>> BEGIN Records supplied
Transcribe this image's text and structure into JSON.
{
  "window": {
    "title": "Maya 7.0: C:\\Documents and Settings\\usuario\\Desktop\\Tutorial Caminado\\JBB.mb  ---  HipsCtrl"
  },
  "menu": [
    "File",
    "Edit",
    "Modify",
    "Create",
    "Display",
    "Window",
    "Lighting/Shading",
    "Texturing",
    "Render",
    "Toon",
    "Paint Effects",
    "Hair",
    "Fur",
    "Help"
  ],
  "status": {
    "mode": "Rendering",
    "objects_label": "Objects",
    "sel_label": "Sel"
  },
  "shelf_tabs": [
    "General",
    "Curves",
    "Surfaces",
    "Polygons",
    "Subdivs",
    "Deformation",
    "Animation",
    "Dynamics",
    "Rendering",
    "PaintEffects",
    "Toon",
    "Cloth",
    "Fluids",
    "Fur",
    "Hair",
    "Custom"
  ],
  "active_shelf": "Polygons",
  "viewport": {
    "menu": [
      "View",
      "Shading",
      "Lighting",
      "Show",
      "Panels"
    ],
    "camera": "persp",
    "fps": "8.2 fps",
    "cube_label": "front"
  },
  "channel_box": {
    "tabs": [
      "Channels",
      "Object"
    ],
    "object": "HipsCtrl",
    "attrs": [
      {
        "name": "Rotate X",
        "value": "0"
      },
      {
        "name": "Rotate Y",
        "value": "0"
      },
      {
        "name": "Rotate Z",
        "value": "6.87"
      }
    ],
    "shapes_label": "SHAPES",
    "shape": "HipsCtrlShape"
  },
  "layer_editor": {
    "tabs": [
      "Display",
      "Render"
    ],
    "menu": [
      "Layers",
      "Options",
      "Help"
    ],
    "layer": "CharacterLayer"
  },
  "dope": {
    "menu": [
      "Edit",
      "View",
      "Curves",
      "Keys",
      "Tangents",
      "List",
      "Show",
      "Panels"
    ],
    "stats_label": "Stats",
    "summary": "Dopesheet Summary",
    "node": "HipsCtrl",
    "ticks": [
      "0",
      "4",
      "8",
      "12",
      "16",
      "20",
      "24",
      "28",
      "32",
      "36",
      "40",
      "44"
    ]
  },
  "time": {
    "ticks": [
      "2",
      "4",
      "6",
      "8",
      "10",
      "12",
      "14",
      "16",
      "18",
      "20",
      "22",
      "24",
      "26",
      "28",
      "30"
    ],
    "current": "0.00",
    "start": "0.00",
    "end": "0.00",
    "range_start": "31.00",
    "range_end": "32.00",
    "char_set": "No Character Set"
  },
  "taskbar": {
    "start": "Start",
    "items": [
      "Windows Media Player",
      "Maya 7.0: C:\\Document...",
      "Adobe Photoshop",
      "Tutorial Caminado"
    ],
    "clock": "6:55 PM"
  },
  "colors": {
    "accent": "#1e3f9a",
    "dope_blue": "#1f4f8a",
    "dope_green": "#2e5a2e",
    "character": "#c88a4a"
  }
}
>> END Records supplied
■ Exercise brief
Identify the lines above with the word "Maya". Copy them.

■ Correct output
    "title": "Maya 7.0: C:\\Documents and Settings\\usuario\\Desktop\\Tutorial Caminado\\JBB.mb  ---  HipsCtrl"
      "Maya 7.0: C:\\Document...",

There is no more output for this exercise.